_Tareas por realizar_
1 > Según el texto sobre el simbolismo de la cruz, ¿por qué atribuye Dan Brown un significado negativo a la cruz latina? Explíquelo en un máximo de tres oraciones.
2 > Prosiga el texto sobre el simbolismo de la cruz a partir de su última oración.

_Texto presentado_
◇ ◇ ◇ ◇ ◇ ◇ ◇

EL SIMBOLISMO DE LA CRUZ EN "EL CÓDIGO DA VINCI"

En uno de los pasajes de "El Código da Vinci", Dan Brown hace una reveladora observación acerca del simbolismo de dos tipos de cruces: la cruz latina y la cruz griega. Para Brown, la cruz latina (de brazos desiguales) transmite un significado totalmente negativo, ya que, al evocar la crucifixión de Cristo, simboliza -en su opinión- un cristianismo "dolorista", casi "masoquista", centrado en el sufrimiento, el dolor y la supresión de toda sana alegría de vivir y comunión mística con el cosmos. Esta postura de Brown también se aprecia en el horror que le produce la mortificación corporal tal y como la presenta en el monje albino del Opus Dei.

En cambio, la cruz griega (cuyos dos brazos tienen la misma longitud) resulta fascinante para el autor de "El Código": pues la considera símbolo del equilibrio cósmico entre lo masculino y lo femenino en la Naturaleza, representados por esos dos ejes que se cruzan en perfecta armonía. De este modo, la cruz griega tendría un significado "gnóstico", frente a la cruz latina "cristiana". La cruz griega se relacionaría con el círculo como ciclo eterno del cosmos, así como con el yin y el yang. Resumiendo: la cruz griega sería una cruz para la Era de Acuario.

Dejando aparte la enorme ignorancia de Brown acerca del verdadero simbolismo de la cruz de brazos iguales, es interesante observar que esta disociación entre "cruz latina" y "cruz griega" resume el perenne error que comete la gnosis -corriente en la que, sin duda, se inscribe Dan Brown- al interpretar el cristianismo. El cristianismo incluye en su espíritu ambos tipos de cruces: la latina y la griega. La cruz latina hace referencia directa al sufrimiento y muerte de Jesús; y, por su parte, la cruz griega tiene relación con la Resurrección, con la luminosidad ontológica transfigurada de un mundo transformado por el esplendor de Cristo Resucitado. La teología de la cruz y la teología de la gloria están indisociablemente unidas. Pero no hay alegría sin sufrimiento. No existe cielo para quien se niega a cargar con el peso de la cruz. Si no se toma la cruz de Cristo, nos permanecerán cerradas las puertas del Reino.

◇ ◇ ◇ ◇ ◇ ◇ ◇

_Datos proporcionados_

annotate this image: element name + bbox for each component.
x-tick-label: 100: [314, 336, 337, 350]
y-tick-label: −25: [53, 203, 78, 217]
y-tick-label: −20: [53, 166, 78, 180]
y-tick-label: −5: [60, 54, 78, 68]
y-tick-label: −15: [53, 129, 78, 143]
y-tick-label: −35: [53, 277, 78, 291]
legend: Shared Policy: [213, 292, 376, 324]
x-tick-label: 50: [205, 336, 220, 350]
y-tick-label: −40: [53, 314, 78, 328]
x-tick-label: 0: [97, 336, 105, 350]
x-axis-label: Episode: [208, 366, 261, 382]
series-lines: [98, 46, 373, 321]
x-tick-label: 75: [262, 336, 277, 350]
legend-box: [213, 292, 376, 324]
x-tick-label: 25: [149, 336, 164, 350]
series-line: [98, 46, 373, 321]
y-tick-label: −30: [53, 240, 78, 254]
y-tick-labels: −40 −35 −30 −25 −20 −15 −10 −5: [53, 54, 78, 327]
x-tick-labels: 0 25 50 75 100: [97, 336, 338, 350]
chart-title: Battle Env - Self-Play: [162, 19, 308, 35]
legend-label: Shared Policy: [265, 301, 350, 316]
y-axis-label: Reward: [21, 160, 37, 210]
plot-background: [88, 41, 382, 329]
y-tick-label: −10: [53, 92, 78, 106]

◇ ◇ ◇ ◇ ◇ ◇ ◇

_Las respuestas_
1 > Al evocar la crucifixión de Cristo, la cruz latina simboliza para Brown un cristianismo "dolorista", casi "masoquista". Ese cristianismo se centraría en el sufrimiento, el dolor y la supresión de toda sana alegría de vivir y de la comunión mística con el cosmos.

2 >
Aclarado este básico error de Dan Brown, que separa y contrapone lo que, en una comprensión correcta del cristinismo, son las dos caras indisociables de una misma moneda, debemos reconocer que la Iglesia actual tiene, como una de sus principales misiones, conseguir que la cultura contemporánea redescubra el auténtico mensaje del cristianismo, sintetizado en la dialéctica de las dos cruces que estamos comentando. Es cierto que una presentación desequilibrada y desenfocada del mensaje cristiano ha hecho más hincapié en el simbolismo de la cruz latina que en el de la cruz griega. La Iglesia Ortodoxa ha conservado muy bien el significado "sofiánico" y transfigurador de la cruz griega. Pero la Iglesia Católica (sin haber perdido totalmente, desde luego, tal simbolismo) ha permitido que la cultura moderna la asocie casi exclusivamente al significado "masoquista" y "lúgubre" de la cruz latina. Es lo que sucede en el propio Nietzsche, y en tantos de nuestros contemporáneos que, lo sepan o no, son espiritualmente nietzscheanos. Así sucede en Dan Brown, paradigma de los injustos prejuicios de la gnosis actual contra el cristianismo. Lo repetimos: la cruz latina y la cruz griega, complementándose y desembocando incesantemente la una en la otra, constituyen el "circuito espiritual" de la fe cristiana. La muerte de Dios hecho hombre y la transfiguración escatológica del cosmos. Ojalá Dan Brown ingrese algún día en esta "lógica", que trastorna y desbarata los esquemas preconcebidos de toda gnosis.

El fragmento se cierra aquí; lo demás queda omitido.